## What this task involves
Filter the entries, keeping every line with the word "плане".

## Entries provided
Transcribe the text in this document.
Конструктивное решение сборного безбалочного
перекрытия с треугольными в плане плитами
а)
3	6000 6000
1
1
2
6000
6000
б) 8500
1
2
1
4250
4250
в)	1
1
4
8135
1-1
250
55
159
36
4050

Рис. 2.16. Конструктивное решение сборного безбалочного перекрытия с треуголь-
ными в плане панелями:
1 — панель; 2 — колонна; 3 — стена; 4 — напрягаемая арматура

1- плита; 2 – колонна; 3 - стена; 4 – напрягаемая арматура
...
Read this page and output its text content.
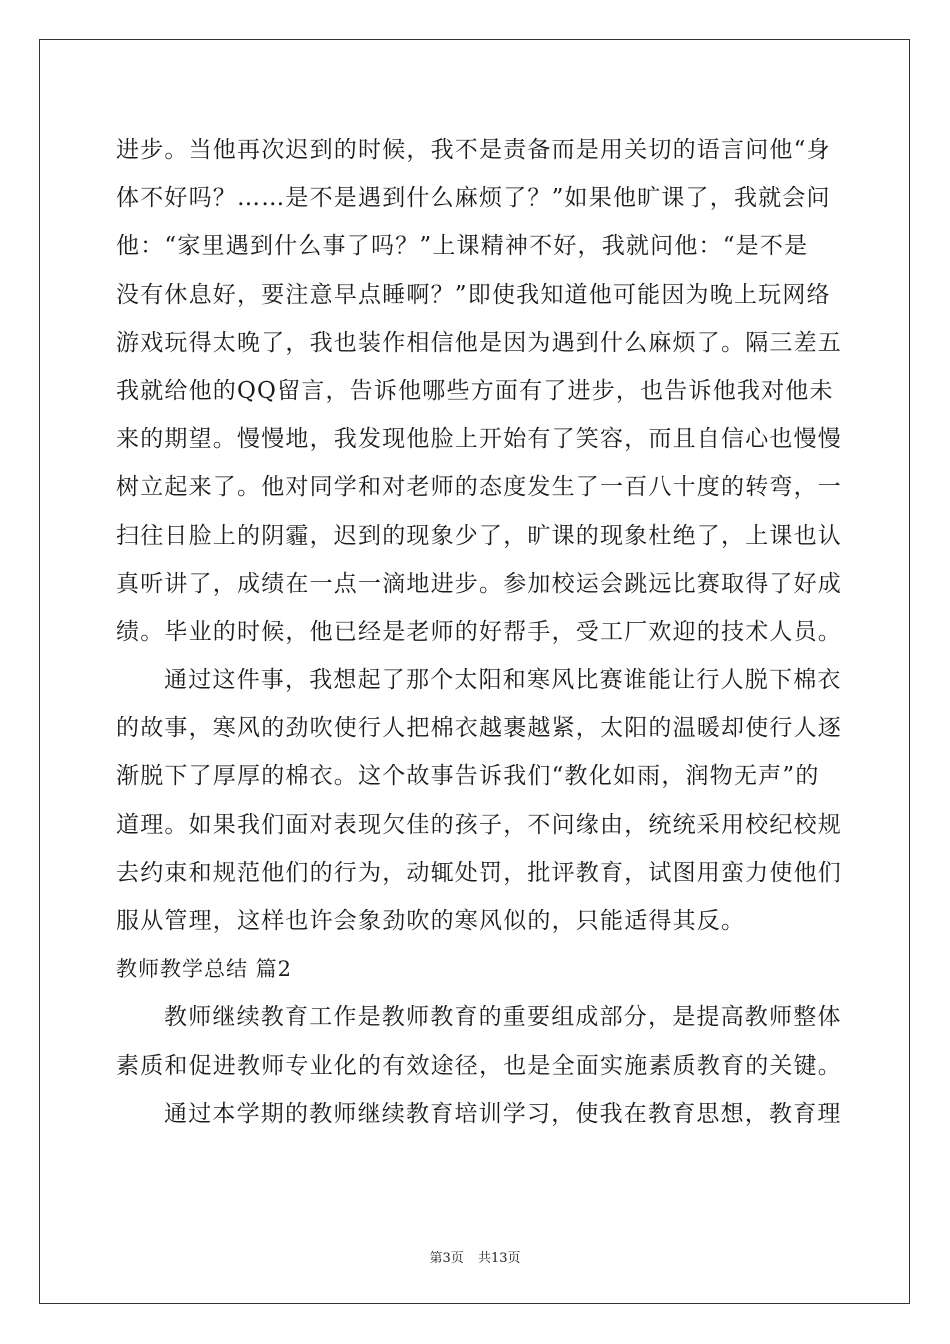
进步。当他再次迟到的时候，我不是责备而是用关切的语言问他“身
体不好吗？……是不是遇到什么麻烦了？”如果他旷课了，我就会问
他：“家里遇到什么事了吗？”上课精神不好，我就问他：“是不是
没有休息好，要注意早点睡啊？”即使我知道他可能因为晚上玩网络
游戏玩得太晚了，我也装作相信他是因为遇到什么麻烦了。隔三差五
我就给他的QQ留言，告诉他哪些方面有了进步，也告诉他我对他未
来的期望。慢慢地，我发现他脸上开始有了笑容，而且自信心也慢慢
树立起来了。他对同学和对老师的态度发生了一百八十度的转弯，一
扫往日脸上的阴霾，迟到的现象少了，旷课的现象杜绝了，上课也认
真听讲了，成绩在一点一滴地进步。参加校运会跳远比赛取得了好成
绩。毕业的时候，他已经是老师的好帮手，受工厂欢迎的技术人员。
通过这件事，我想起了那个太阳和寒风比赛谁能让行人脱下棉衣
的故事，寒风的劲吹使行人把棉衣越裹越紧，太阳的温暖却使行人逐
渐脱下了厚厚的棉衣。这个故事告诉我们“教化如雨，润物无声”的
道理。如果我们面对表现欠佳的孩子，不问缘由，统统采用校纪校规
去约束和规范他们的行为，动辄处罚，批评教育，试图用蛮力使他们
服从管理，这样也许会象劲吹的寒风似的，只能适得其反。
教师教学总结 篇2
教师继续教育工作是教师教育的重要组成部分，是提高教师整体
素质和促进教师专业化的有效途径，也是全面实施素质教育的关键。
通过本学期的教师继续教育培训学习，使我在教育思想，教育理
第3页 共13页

## Solution
перекрытия с треугольными в плане плитами
ными в плане панелями:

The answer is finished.